### What the task asks
Print each of the following lines with no changes.

-- Begin --

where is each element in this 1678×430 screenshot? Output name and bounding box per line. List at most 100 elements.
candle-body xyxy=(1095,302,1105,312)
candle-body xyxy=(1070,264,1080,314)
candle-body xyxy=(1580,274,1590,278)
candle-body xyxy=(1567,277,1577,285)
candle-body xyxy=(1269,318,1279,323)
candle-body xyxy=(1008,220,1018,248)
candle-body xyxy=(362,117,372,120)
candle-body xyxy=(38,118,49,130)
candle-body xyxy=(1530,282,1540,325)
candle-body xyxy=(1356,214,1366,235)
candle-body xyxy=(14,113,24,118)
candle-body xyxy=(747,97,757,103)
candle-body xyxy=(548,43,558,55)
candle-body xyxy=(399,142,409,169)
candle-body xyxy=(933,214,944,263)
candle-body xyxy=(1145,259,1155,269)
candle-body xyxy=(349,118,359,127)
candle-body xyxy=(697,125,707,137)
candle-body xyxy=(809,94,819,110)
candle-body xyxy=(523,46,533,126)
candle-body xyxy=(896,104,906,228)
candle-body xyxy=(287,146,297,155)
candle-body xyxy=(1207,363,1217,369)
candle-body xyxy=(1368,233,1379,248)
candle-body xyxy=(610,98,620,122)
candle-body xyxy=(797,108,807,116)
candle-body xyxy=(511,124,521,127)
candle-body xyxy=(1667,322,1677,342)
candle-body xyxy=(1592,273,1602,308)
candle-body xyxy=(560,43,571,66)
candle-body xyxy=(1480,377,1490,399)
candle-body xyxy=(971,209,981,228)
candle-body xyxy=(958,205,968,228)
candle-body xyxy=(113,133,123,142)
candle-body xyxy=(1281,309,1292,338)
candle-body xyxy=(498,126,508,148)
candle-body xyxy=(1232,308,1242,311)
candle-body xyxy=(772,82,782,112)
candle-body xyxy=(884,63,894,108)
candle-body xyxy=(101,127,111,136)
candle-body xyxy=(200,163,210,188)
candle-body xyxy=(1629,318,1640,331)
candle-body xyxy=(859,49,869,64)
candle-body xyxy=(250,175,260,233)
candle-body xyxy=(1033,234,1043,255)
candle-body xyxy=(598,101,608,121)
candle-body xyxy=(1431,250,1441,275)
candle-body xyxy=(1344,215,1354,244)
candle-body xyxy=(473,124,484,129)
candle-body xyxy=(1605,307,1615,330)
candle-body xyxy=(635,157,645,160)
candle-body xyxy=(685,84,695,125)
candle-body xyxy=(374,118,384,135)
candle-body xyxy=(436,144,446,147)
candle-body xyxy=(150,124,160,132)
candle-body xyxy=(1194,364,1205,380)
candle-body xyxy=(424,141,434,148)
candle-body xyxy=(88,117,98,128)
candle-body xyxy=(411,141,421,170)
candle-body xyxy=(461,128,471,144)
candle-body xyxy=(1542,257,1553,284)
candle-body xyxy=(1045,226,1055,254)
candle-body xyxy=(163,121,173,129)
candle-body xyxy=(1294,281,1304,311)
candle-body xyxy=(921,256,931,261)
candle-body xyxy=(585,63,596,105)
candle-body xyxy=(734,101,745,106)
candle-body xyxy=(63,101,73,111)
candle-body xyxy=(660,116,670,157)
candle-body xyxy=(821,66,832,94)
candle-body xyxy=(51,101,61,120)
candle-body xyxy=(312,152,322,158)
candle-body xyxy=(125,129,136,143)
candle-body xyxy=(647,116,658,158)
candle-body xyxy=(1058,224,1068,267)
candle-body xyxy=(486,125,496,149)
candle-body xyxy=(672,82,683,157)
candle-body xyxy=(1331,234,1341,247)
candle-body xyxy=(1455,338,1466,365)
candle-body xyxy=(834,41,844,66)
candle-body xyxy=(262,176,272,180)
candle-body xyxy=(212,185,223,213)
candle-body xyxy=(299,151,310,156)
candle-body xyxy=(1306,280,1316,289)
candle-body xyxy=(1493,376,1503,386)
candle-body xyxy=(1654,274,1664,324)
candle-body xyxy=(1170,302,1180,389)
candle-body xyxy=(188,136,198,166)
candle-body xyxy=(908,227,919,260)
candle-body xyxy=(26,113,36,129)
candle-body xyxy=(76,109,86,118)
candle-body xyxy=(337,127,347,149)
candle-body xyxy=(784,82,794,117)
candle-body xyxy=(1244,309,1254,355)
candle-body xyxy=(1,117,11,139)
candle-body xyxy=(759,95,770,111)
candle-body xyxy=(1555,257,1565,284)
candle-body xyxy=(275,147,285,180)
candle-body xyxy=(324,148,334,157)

-- End --

### The output
where is each element in this 1678×430 screenshot? Output name and bounding box per line. List at most 100 elements.
candle-body xyxy=(1095,302,1105,312)
candle-body xyxy=(1070,264,1080,314)
candle-body xyxy=(1580,274,1590,278)
candle-body xyxy=(1567,277,1577,285)
candle-body xyxy=(1269,318,1279,323)
candle-body xyxy=(1008,220,1018,248)
candle-body xyxy=(362,117,372,120)
candle-body xyxy=(38,118,49,130)
candle-body xyxy=(1530,282,1540,325)
candle-body xyxy=(1356,214,1366,235)
candle-body xyxy=(14,113,24,118)
candle-body xyxy=(747,97,757,103)
candle-body xyxy=(548,43,558,55)
candle-body xyxy=(399,142,409,169)
candle-body xyxy=(933,214,944,263)
candle-body xyxy=(1145,259,1155,269)
candle-body xyxy=(349,118,359,127)
candle-body xyxy=(697,125,707,137)
candle-body xyxy=(809,94,819,110)
candle-body xyxy=(523,46,533,126)
candle-body xyxy=(896,104,906,228)
candle-body xyxy=(287,146,297,155)
candle-body xyxy=(1207,363,1217,369)
candle-body xyxy=(1368,233,1379,248)
candle-body xyxy=(610,98,620,122)
candle-body xyxy=(797,108,807,116)
candle-body xyxy=(511,124,521,127)
candle-body xyxy=(1667,322,1677,342)
candle-body xyxy=(1592,273,1602,308)
candle-body xyxy=(560,43,571,66)
candle-body xyxy=(1480,377,1490,399)
candle-body xyxy=(971,209,981,228)
candle-body xyxy=(958,205,968,228)
candle-body xyxy=(113,133,123,142)
candle-body xyxy=(1281,309,1292,338)
candle-body xyxy=(498,126,508,148)
candle-body xyxy=(1232,308,1242,311)
candle-body xyxy=(772,82,782,112)
candle-body xyxy=(884,63,894,108)
candle-body xyxy=(101,127,111,136)
candle-body xyxy=(200,163,210,188)
candle-body xyxy=(1629,318,1640,331)
candle-body xyxy=(859,49,869,64)
candle-body xyxy=(250,175,260,233)
candle-body xyxy=(1033,234,1043,255)
candle-body xyxy=(598,101,608,121)
candle-body xyxy=(1431,250,1441,275)
candle-body xyxy=(1344,215,1354,244)
candle-body xyxy=(473,124,484,129)
candle-body xyxy=(1605,307,1615,330)
candle-body xyxy=(635,157,645,160)
candle-body xyxy=(685,84,695,125)
candle-body xyxy=(374,118,384,135)
candle-body xyxy=(436,144,446,147)
candle-body xyxy=(150,124,160,132)
candle-body xyxy=(1194,364,1205,380)
candle-body xyxy=(424,141,434,148)
candle-body xyxy=(88,117,98,128)
candle-body xyxy=(411,141,421,170)
candle-body xyxy=(461,128,471,144)
candle-body xyxy=(1542,257,1553,284)
candle-body xyxy=(1045,226,1055,254)
candle-body xyxy=(163,121,173,129)
candle-body xyxy=(1294,281,1304,311)
candle-body xyxy=(921,256,931,261)
candle-body xyxy=(585,63,596,105)
candle-body xyxy=(734,101,745,106)
candle-body xyxy=(63,101,73,111)
candle-body xyxy=(660,116,670,157)
candle-body xyxy=(821,66,832,94)
candle-body xyxy=(51,101,61,120)
candle-body xyxy=(312,152,322,158)
candle-body xyxy=(125,129,136,143)
candle-body xyxy=(647,116,658,158)
candle-body xyxy=(1058,224,1068,267)
candle-body xyxy=(486,125,496,149)
candle-body xyxy=(672,82,683,157)
candle-body xyxy=(1331,234,1341,247)
candle-body xyxy=(1455,338,1466,365)
candle-body xyxy=(834,41,844,66)
candle-body xyxy=(262,176,272,180)
candle-body xyxy=(212,185,223,213)
candle-body xyxy=(299,151,310,156)
candle-body xyxy=(1306,280,1316,289)
candle-body xyxy=(1493,376,1503,386)
candle-body xyxy=(1654,274,1664,324)
candle-body xyxy=(1170,302,1180,389)
candle-body xyxy=(188,136,198,166)
candle-body xyxy=(908,227,919,260)
candle-body xyxy=(26,113,36,129)
candle-body xyxy=(76,109,86,118)
candle-body xyxy=(337,127,347,149)
candle-body xyxy=(784,82,794,117)
candle-body xyxy=(1244,309,1254,355)
candle-body xyxy=(1,117,11,139)
candle-body xyxy=(759,95,770,111)
candle-body xyxy=(1555,257,1565,284)
candle-body xyxy=(275,147,285,180)
candle-body xyxy=(324,148,334,157)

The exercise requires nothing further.